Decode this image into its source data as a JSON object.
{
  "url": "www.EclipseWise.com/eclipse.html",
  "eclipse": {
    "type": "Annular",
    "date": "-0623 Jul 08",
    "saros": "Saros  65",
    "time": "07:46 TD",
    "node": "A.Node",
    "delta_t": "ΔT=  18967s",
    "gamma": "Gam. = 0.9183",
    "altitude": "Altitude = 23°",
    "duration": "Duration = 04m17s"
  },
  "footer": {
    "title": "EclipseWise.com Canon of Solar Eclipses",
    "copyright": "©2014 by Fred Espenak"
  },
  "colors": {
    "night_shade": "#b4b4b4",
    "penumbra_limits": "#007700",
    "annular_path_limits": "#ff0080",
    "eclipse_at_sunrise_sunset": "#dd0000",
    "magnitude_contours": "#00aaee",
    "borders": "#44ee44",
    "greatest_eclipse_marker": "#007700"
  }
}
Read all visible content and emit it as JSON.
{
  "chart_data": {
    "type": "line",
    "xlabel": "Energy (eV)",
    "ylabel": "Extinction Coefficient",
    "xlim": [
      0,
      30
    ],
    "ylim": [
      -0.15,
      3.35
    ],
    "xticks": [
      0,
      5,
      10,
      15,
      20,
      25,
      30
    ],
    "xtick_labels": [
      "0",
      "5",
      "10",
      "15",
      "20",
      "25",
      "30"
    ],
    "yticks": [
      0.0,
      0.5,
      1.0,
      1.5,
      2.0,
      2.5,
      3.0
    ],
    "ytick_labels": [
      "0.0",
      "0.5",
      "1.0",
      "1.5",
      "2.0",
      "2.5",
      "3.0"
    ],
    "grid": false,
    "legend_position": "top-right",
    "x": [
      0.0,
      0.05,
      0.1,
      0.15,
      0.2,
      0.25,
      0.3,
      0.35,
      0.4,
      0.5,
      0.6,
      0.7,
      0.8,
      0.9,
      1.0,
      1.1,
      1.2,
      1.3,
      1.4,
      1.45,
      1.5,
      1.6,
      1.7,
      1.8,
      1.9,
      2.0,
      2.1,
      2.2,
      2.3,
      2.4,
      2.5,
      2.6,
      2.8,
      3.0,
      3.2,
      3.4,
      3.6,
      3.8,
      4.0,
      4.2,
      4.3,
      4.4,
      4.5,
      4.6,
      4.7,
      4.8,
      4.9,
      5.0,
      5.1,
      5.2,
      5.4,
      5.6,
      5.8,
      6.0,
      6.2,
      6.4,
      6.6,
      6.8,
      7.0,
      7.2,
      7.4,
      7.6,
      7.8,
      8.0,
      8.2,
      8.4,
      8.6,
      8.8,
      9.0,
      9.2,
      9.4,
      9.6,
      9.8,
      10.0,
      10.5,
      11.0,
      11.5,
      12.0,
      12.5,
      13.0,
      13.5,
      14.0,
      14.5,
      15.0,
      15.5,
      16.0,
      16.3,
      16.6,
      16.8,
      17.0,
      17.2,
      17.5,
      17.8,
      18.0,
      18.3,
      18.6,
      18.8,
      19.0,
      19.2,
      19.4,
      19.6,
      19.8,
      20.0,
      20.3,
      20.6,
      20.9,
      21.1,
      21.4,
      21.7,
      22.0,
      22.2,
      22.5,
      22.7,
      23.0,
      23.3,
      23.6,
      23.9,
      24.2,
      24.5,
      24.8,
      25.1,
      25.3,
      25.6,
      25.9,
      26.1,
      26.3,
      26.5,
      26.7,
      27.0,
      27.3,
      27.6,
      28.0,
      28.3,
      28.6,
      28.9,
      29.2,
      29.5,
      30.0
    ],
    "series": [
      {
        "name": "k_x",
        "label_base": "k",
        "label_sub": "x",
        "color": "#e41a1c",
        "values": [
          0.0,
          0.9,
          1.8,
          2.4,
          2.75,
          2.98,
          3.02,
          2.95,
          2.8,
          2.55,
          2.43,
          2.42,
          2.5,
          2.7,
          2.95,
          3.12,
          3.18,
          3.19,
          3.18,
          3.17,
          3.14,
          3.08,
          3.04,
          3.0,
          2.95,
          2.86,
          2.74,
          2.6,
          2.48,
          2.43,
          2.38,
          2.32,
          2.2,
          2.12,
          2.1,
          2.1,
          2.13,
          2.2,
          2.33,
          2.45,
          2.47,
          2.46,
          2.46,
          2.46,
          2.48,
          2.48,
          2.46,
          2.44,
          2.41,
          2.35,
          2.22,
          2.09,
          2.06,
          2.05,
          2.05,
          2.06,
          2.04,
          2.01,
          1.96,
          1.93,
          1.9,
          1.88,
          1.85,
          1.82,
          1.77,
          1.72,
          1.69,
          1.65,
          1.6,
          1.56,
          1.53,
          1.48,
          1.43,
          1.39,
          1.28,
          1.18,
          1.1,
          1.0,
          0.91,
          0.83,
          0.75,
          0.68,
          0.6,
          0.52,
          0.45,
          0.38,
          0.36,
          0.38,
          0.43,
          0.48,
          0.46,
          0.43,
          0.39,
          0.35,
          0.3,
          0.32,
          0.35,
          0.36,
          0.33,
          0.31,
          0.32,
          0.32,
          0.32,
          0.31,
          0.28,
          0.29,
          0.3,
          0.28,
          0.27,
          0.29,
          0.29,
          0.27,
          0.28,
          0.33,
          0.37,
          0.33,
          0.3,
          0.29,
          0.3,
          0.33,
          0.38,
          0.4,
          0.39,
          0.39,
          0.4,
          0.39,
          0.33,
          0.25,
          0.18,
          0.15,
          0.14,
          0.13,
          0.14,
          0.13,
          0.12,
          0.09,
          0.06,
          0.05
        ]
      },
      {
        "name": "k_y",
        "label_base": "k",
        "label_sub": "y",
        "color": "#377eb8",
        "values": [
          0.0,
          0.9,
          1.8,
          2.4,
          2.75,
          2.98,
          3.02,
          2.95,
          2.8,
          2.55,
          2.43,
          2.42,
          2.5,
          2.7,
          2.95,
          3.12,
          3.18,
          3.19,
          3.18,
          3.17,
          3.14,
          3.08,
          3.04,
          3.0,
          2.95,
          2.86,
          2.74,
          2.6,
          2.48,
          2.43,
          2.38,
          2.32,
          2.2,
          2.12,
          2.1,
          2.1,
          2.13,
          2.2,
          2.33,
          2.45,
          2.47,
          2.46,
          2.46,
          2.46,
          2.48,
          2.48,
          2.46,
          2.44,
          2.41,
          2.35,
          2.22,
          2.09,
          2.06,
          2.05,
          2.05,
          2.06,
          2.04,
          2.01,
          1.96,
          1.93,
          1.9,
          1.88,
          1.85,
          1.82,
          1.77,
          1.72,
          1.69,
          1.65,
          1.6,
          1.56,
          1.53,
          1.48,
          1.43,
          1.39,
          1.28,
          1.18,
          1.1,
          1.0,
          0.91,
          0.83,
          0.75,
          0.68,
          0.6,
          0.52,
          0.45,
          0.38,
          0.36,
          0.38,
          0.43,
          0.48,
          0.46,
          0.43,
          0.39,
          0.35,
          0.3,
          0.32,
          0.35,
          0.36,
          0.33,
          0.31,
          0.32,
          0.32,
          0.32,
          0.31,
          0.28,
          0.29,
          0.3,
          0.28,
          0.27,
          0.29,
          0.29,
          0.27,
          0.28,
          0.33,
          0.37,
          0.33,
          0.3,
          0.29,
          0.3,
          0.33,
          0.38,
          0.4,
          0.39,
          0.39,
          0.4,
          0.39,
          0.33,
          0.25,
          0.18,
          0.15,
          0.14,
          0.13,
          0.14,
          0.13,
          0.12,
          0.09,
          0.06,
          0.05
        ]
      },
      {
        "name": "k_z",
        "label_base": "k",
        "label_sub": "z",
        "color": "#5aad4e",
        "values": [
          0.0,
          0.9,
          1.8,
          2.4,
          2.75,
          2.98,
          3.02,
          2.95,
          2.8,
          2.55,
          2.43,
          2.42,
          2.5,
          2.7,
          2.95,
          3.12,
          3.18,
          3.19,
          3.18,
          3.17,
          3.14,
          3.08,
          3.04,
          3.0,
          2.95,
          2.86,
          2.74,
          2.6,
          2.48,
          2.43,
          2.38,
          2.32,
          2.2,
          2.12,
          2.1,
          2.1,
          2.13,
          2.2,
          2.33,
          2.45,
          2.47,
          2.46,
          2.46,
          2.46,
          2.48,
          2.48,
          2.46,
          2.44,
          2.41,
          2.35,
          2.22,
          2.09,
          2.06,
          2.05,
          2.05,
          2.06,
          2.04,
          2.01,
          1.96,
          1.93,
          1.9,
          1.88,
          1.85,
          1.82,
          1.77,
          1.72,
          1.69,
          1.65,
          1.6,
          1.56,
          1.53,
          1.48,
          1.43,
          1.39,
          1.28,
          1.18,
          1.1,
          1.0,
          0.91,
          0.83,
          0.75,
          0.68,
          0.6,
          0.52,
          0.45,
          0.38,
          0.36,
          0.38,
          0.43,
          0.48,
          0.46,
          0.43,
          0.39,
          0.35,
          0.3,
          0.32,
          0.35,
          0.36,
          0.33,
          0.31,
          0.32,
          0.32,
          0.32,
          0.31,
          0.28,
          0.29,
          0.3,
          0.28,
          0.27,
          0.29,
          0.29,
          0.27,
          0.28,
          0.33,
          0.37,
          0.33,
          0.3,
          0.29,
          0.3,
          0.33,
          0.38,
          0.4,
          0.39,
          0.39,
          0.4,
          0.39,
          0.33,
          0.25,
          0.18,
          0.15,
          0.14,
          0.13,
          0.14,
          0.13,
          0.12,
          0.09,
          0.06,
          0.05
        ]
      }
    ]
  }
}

• _Task goal_:
Give only the number of lines in the records that contain the string "JSON".

• _Full solution_:
2